> _TASK TO COMPLETE_
Take the material and output all of it exactly.

══ EXCERPTED DATA

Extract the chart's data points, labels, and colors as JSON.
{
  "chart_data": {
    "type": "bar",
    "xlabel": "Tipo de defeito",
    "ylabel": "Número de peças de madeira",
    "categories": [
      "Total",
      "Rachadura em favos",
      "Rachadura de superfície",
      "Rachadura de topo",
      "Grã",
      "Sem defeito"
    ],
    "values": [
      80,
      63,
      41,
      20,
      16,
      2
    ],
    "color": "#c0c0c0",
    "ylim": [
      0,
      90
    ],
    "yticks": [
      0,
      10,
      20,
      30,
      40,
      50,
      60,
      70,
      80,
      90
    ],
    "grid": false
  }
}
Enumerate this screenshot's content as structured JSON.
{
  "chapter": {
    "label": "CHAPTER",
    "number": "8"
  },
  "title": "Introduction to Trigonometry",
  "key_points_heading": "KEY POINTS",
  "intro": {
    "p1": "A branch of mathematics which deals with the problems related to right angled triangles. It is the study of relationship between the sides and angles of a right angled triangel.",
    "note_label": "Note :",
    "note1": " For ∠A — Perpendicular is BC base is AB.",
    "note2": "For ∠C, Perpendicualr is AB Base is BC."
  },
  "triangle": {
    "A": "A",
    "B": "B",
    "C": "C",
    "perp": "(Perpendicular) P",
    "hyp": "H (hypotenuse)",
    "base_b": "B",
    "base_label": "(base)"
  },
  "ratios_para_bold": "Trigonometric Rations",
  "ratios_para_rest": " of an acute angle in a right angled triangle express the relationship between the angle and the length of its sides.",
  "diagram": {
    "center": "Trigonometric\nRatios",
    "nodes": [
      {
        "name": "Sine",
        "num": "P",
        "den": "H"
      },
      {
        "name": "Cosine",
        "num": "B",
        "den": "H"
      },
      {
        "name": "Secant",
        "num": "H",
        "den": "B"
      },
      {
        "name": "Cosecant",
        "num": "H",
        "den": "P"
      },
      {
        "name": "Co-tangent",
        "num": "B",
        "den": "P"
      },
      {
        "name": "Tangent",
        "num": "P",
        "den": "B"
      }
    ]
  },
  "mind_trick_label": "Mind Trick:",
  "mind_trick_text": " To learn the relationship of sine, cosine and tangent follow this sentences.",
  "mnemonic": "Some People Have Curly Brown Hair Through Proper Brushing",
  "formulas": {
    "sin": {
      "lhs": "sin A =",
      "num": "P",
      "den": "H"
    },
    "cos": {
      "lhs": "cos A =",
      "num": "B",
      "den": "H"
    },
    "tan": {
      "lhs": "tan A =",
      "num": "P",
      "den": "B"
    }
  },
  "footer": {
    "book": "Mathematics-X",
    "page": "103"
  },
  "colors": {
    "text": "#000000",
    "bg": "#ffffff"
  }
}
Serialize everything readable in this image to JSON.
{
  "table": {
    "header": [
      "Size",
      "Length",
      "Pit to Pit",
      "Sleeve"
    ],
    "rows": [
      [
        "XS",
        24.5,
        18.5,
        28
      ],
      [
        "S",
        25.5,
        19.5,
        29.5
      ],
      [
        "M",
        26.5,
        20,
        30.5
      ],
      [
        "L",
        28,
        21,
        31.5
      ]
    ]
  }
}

════

> _FULL ANSWER_
Extract the chart's data points, labels, and colors as JSON.
{
  "chart_data": {
    "type": "bar",
    "xlabel": "Tipo de defeito",
    "ylabel": "Número de peças de madeira",
    "categories": [
      "Total",
      "Rachadura em favos",
      "Rachadura de superfície",
      "Rachadura de topo",
      "Grã",
      "Sem defeito"
    ],
    "values": [
      80,
      63,
      41,
      20,
      16,
      2
    ],
    "color": "#c0c0c0",
    "ylim": [
      0,
      90
    ],
    "yticks": [
      0,
      10,
      20,
      30,
      40,
      50,
      60,
      70,
      80,
      90
    ],
    "grid": false
  }
}
Enumerate this screenshot's content as structured JSON.
{
  "chapter": {
    "label": "CHAPTER",
    "number": "8"
  },
  "title": "Introduction to Trigonometry",
  "key_points_heading": "KEY POINTS",
  "intro": {
    "p1": "A branch of mathematics which deals with the problems related to right angled triangles. It is the study of relationship between the sides and angles of a right angled triangel.",
    "note_label": "Note :",
    "note1": " For ∠A — Perpendicular is BC base is AB.",
    "note2": "For ∠C, Perpendicualr is AB Base is BC."
  },
  "triangle": {
    "A": "A",
    "B": "B",
    "C": "C",
    "perp": "(Perpendicular) P",
    "hyp": "H (hypotenuse)",
    "base_b": "B",
    "base_label": "(base)"
  },
  "ratios_para_bold": "Trigonometric Rations",
  "ratios_para_rest": " of an acute angle in a right angled triangle express the relationship between the angle and the length of its sides.",
  "diagram": {
    "center": "Trigonometric\nRatios",
    "nodes": [
      {
        "name": "Sine",
        "num": "P",
        "den": "H"
      },
      {
        "name": "Cosine",
        "num": "B",
        "den": "H"
      },
      {
        "name": "Secant",
        "num": "H",
        "den": "B"
      },
      {
        "name": "Cosecant",
        "num": "H",
        "den": "P"
      },
      {
        "name": "Co-tangent",
        "num": "B",
        "den": "P"
      },
      {
        "name": "Tangent",
        "num": "P",
        "den": "B"
      }
    ]
  },
  "mind_trick_label": "Mind Trick:",
  "mind_trick_text": " To learn the relationship of sine, cosine and tangent follow this sentences.",
  "mnemonic": "Some People Have Curly Brown Hair Through Proper Brushing",
  "formulas": {
    "sin": {
      "lhs": "sin A =",
      "num": "P",
      "den": "H"
    },
    "cos": {
      "lhs": "cos A =",
      "num": "B",
      "den": "H"
    },
    "tan": {
      "lhs": "tan A =",
      "num": "P",
      "den": "B"
    }
  },
  "footer": {
    "book": "Mathematics-X",
    "page": "103"
  },
  "colors": {
    "text": "#000000",
    "bg": "#ffffff"
  }
}
Serialize everything readable in this image to JSON.
{
  "table": {
    "header": [
      "Size",
      "Length",
      "Pit to Pit",
      "Sleeve"
    ],
    "rows": [
      [
        "XS",
        24.5,
        18.5,
        28
      ],
      [
        "S",
        25.5,
        19.5,
        29.5
      ],
      [
        "M",
        26.5,
        20,
        30.5
      ],
      [
        "L",
        28,
        21,
        31.5
      ]
    ]
  }
}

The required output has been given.